◆ CHALLENGE:
Could you give the data below again, exactly and completely?

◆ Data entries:
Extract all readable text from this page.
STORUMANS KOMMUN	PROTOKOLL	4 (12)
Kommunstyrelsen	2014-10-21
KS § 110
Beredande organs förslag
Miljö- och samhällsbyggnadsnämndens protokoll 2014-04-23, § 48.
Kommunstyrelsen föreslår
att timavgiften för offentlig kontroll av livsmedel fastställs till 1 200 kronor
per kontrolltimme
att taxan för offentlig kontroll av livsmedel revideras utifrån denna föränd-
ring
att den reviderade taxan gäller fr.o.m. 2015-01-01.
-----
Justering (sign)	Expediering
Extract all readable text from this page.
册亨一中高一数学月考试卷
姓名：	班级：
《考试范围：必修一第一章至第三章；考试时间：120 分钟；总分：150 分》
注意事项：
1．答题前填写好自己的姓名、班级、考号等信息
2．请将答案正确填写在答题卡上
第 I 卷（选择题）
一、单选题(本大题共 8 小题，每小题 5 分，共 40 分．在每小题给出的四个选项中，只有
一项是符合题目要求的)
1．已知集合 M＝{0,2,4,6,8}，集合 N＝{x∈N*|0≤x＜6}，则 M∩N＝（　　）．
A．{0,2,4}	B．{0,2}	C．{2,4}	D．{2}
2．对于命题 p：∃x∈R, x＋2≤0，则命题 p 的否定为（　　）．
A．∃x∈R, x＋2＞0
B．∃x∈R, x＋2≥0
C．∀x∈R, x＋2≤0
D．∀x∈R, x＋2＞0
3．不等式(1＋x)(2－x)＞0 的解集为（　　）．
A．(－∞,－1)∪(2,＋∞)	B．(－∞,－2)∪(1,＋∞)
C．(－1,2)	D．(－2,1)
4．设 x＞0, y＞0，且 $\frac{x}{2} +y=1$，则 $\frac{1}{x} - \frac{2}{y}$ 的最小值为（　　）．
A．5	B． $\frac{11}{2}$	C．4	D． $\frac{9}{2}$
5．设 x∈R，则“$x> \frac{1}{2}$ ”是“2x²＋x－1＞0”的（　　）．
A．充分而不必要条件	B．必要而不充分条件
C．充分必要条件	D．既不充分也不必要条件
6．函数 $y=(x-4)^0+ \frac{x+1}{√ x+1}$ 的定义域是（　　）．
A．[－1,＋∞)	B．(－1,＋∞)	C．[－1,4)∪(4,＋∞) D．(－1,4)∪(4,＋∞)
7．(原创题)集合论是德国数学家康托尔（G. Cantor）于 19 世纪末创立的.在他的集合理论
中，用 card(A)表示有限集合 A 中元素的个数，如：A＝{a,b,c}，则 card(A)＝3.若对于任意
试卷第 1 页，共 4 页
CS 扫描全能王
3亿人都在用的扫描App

◆ ANSWER FOR THIS EXERCISE:
Extract all readable text from this page.
STORUMANS KOMMUN	PROTOKOLL	4 (12)
Kommunstyrelsen	2014-10-21
KS § 110
Beredande organs förslag
Miljö- och samhällsbyggnadsnämndens protokoll 2014-04-23, § 48.
Kommunstyrelsen föreslår
att timavgiften för offentlig kontroll av livsmedel fastställs till 1 200 kronor
per kontrolltimme
att taxan för offentlig kontroll av livsmedel revideras utifrån denna föränd-
ring
att den reviderade taxan gäller fr.o.m. 2015-01-01.
-----
Justering (sign)	Expediering
Extract all readable text from this page.
册亨一中高一数学月考试卷
姓名：	班级：
《考试范围：必修一第一章至第三章；考试时间：120 分钟；总分：150 分》
注意事项：
1．答题前填写好自己的姓名、班级、考号等信息
2．请将答案正确填写在答题卡上
第 I 卷（选择题）
一、单选题(本大题共 8 小题，每小题 5 分，共 40 分．在每小题给出的四个选项中，只有
一项是符合题目要求的)
1．已知集合 M＝{0,2,4,6,8}，集合 N＝{x∈N*|0≤x＜6}，则 M∩N＝（　　）．
A．{0,2,4}	B．{0,2}	C．{2,4}	D．{2}
2．对于命题 p：∃x∈R, x＋2≤0，则命题 p 的否定为（　　）．
A．∃x∈R, x＋2＞0
B．∃x∈R, x＋2≥0
C．∀x∈R, x＋2≤0
D．∀x∈R, x＋2＞0
3．不等式(1＋x)(2－x)＞0 的解集为（　　）．
A．(－∞,－1)∪(2,＋∞)	B．(－∞,－2)∪(1,＋∞)
C．(－1,2)	D．(－2,1)
4．设 x＞0, y＞0，且 $\frac{x}{2} +y=1$，则 $\frac{1}{x} - \frac{2}{y}$ 的最小值为（　　）．
A．5	B． $\frac{11}{2}$	C．4	D． $\frac{9}{2}$
5．设 x∈R，则“$x> \frac{1}{2}$ ”是“2x²＋x－1＞0”的（　　）．
A．充分而不必要条件	B．必要而不充分条件
C．充分必要条件	D．既不充分也不必要条件
6．函数 $y=(x-4)^0+ \frac{x+1}{√ x+1}$ 的定义域是（　　）．
A．[－1,＋∞)	B．(－1,＋∞)	C．[－1,4)∪(4,＋∞) D．(－1,4)∪(4,＋∞)
7．(原创题)集合论是德国数学家康托尔（G. Cantor）于 19 世纪末创立的.在他的集合理论
中，用 card(A)表示有限集合 A 中元素的个数，如：A＝{a,b,c}，则 card(A)＝3.若对于任意
试卷第 1 页，共 4 页
CS 扫描全能王
3亿人都在用的扫描App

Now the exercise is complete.